→ What this task involves:
From the listing below, extract each line containing the string "Trigueros".

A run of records
┄┄┄┄┄┄┄┄┄┄

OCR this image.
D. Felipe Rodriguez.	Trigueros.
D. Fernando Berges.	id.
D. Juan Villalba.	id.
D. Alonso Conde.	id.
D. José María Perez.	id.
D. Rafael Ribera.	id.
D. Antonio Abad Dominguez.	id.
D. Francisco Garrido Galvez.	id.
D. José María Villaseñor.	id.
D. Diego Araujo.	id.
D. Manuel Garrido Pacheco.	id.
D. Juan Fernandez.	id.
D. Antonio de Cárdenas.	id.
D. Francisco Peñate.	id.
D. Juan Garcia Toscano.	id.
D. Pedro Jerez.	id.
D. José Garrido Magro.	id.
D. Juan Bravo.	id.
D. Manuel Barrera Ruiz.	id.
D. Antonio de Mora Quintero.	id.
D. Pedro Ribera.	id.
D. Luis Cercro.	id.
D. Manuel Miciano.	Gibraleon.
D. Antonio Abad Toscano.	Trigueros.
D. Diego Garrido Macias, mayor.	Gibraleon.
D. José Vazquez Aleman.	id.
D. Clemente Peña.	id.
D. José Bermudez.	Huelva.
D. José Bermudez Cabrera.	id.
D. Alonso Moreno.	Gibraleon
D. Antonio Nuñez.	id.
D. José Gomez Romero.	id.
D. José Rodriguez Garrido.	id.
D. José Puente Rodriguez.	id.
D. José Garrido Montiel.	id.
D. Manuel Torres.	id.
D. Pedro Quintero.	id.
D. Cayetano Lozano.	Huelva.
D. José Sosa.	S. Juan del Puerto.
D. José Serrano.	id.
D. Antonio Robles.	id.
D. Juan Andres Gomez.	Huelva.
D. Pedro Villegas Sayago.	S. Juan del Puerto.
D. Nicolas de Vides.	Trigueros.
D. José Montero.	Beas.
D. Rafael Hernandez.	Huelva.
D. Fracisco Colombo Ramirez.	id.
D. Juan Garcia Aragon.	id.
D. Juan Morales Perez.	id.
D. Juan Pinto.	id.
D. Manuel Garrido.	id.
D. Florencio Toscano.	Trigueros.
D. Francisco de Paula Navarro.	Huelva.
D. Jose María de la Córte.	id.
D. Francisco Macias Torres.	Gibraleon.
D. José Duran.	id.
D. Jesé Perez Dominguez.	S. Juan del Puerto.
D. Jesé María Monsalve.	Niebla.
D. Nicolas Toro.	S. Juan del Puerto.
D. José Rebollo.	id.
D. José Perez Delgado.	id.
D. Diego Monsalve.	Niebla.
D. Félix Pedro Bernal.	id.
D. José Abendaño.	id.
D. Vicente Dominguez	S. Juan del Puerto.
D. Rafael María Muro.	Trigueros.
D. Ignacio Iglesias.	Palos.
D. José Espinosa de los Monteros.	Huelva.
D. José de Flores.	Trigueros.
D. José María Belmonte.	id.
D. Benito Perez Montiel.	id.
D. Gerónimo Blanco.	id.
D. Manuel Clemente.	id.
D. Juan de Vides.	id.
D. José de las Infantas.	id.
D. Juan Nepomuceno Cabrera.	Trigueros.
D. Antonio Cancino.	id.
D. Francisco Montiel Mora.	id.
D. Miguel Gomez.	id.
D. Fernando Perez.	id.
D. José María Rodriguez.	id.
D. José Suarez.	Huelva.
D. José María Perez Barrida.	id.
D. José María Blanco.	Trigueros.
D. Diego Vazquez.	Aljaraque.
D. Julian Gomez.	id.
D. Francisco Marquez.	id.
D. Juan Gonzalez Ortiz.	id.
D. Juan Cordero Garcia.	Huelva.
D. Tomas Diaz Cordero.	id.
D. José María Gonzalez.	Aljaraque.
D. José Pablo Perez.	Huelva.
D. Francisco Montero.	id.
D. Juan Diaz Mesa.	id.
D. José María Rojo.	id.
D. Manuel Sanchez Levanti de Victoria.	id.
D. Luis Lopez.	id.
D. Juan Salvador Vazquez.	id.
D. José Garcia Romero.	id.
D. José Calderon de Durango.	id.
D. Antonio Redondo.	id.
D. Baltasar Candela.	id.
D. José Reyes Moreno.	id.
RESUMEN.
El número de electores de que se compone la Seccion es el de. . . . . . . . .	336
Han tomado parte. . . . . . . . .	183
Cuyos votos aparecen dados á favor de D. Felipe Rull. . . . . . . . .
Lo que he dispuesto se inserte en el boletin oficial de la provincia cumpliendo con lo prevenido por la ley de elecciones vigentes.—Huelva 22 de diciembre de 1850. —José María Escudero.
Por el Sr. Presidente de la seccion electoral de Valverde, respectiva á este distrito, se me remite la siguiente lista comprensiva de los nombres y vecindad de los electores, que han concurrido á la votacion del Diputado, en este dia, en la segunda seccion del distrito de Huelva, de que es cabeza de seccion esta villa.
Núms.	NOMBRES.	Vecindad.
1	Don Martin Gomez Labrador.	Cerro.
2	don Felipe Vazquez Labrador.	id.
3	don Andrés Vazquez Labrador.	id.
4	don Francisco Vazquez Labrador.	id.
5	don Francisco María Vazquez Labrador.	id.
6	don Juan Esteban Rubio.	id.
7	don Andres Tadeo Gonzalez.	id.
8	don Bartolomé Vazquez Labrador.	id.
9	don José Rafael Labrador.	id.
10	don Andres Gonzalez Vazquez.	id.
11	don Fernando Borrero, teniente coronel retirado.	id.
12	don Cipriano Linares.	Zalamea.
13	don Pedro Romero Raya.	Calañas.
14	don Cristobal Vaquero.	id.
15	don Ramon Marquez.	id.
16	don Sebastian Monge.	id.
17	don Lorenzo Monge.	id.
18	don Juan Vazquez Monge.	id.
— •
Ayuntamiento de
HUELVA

┄┄┄┄┄┄┄┄┄┄

→ Complete answer:
D. Felipe Rodriguez.	Trigueros.
D. Antonio Abad Toscano.	Trigueros.
D. Nicolas de Vides.	Trigueros.
D. Florencio Toscano.	Trigueros.
D. Rafael María Muro.	Trigueros.
D. José de Flores.	Trigueros.
D. Juan Nepomuceno Cabrera.	Trigueros.
D. José María Blanco.	Trigueros.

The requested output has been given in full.